INSTRUCTIONS FOR THE TASK: Can you write out all of the material below, word for word?

SUPPLIED DATA:
————————

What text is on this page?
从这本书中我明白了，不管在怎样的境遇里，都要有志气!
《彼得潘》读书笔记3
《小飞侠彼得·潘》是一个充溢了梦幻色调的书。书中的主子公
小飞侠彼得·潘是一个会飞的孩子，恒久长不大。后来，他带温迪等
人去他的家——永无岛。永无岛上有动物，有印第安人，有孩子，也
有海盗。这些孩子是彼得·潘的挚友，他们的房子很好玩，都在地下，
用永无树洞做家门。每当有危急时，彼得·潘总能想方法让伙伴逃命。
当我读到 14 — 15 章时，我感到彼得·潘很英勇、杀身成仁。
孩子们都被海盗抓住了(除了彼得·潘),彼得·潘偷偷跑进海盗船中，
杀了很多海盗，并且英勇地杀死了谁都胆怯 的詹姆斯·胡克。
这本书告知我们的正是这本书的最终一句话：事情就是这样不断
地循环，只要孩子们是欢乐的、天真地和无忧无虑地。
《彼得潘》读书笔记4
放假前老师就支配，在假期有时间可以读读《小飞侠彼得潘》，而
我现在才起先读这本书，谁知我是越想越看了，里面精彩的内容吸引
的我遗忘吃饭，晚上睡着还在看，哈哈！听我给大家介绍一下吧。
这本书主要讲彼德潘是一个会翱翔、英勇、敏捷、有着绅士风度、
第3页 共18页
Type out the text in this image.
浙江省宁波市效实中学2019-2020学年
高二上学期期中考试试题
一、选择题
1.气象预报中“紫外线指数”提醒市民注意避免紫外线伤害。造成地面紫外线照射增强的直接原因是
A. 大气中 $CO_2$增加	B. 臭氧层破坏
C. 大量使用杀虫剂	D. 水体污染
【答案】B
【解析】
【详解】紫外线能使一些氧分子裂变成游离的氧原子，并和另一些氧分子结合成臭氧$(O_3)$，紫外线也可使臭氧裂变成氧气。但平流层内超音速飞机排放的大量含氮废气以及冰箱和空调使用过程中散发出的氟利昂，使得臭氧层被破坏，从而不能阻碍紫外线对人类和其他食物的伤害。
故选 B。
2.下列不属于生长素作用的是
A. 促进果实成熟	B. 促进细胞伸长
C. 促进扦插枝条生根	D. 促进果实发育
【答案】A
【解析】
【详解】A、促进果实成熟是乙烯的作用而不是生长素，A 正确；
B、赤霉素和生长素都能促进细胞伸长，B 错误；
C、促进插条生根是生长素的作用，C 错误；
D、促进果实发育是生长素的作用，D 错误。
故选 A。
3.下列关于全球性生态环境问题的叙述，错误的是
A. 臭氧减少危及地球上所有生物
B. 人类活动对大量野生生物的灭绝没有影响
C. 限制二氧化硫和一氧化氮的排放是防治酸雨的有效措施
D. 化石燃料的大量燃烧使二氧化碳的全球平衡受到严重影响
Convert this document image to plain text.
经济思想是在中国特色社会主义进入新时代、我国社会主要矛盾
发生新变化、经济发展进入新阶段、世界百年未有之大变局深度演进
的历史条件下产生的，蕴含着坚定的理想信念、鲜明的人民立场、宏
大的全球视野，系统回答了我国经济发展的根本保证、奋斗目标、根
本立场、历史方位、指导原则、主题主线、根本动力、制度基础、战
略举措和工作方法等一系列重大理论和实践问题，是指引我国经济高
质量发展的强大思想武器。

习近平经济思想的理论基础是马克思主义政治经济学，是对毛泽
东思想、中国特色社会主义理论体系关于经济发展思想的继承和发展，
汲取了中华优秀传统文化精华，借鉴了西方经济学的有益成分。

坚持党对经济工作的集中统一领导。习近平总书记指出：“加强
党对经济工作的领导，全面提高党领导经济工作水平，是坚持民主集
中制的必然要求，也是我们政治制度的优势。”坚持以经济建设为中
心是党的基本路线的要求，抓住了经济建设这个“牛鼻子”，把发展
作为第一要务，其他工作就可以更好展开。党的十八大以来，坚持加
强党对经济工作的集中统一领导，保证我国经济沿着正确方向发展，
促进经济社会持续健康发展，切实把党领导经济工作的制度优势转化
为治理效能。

————————

ANSWER FOR THE TASK:
What text is on this page?
从这本书中我明白了，不管在怎样的境遇里，都要有志气!
《彼得潘》读书笔记3
《小飞侠彼得·潘》是一个充溢了梦幻色调的书。书中的主子公
小飞侠彼得·潘是一个会飞的孩子，恒久长不大。后来，他带温迪等
人去他的家——永无岛。永无岛上有动物，有印第安人，有孩子，也
有海盗。这些孩子是彼得·潘的挚友，他们的房子很好玩，都在地下，
用永无树洞做家门。每当有危急时，彼得·潘总能想方法让伙伴逃命。
当我读到 14 — 15 章时，我感到彼得·潘很英勇、杀身成仁。
孩子们都被海盗抓住了(除了彼得·潘),彼得·潘偷偷跑进海盗船中，
杀了很多海盗，并且英勇地杀死了谁都胆怯 的詹姆斯·胡克。
这本书告知我们的正是这本书的最终一句话：事情就是这样不断
地循环，只要孩子们是欢乐的、天真地和无忧无虑地。
《彼得潘》读书笔记4
放假前老师就支配，在假期有时间可以读读《小飞侠彼得潘》，而
我现在才起先读这本书，谁知我是越想越看了，里面精彩的内容吸引
的我遗忘吃饭，晚上睡着还在看，哈哈！听我给大家介绍一下吧。
这本书主要讲彼德潘是一个会翱翔、英勇、敏捷、有着绅士风度、
第3页 共18页
Type out the text in this image.
浙江省宁波市效实中学2019-2020学年
高二上学期期中考试试题
一、选择题
1.气象预报中“紫外线指数”提醒市民注意避免紫外线伤害。造成地面紫外线照射增强的直接原因是
A. 大气中 $CO_2$增加	B. 臭氧层破坏
C. 大量使用杀虫剂	D. 水体污染
【答案】B
【解析】
【详解】紫外线能使一些氧分子裂变成游离的氧原子，并和另一些氧分子结合成臭氧$(O_3)$，紫外线也可使臭氧裂变成氧气。但平流层内超音速飞机排放的大量含氮废气以及冰箱和空调使用过程中散发出的氟利昂，使得臭氧层被破坏，从而不能阻碍紫外线对人类和其他食物的伤害。
故选 B。
2.下列不属于生长素作用的是
A. 促进果实成熟	B. 促进细胞伸长
C. 促进扦插枝条生根	D. 促进果实发育
【答案】A
【解析】
【详解】A、促进果实成熟是乙烯的作用而不是生长素，A 正确；
B、赤霉素和生长素都能促进细胞伸长，B 错误；
C、促进插条生根是生长素的作用，C 错误；
D、促进果实发育是生长素的作用，D 错误。
故选 A。
3.下列关于全球性生态环境问题的叙述，错误的是
A. 臭氧减少危及地球上所有生物
B. 人类活动对大量野生生物的灭绝没有影响
C. 限制二氧化硫和一氧化氮的排放是防治酸雨的有效措施
D. 化石燃料的大量燃烧使二氧化碳的全球平衡受到严重影响
Convert this document image to plain text.
经济思想是在中国特色社会主义进入新时代、我国社会主要矛盾
发生新变化、经济发展进入新阶段、世界百年未有之大变局深度演进
的历史条件下产生的，蕴含着坚定的理想信念、鲜明的人民立场、宏
大的全球视野，系统回答了我国经济发展的根本保证、奋斗目标、根
本立场、历史方位、指导原则、主题主线、根本动力、制度基础、战
略举措和工作方法等一系列重大理论和实践问题，是指引我国经济高
质量发展的强大思想武器。

习近平经济思想的理论基础是马克思主义政治经济学，是对毛泽
东思想、中国特色社会主义理论体系关于经济发展思想的继承和发展，
汲取了中华优秀传统文化精华，借鉴了西方经济学的有益成分。

坚持党对经济工作的集中统一领导。习近平总书记指出：“加强
党对经济工作的领导，全面提高党领导经济工作水平，是坚持民主集
中制的必然要求，也是我们政治制度的优势。”坚持以经济建设为中
心是党的基本路线的要求，抓住了经济建设这个“牛鼻子”，把发展
作为第一要务，其他工作就可以更好展开。党的十八大以来，坚持加
强党对经济工作的集中统一领导，保证我国经济沿着正确方向发展，
促进经济社会持续健康发展，切实把党领导经济工作的制度优势转化
为治理效能。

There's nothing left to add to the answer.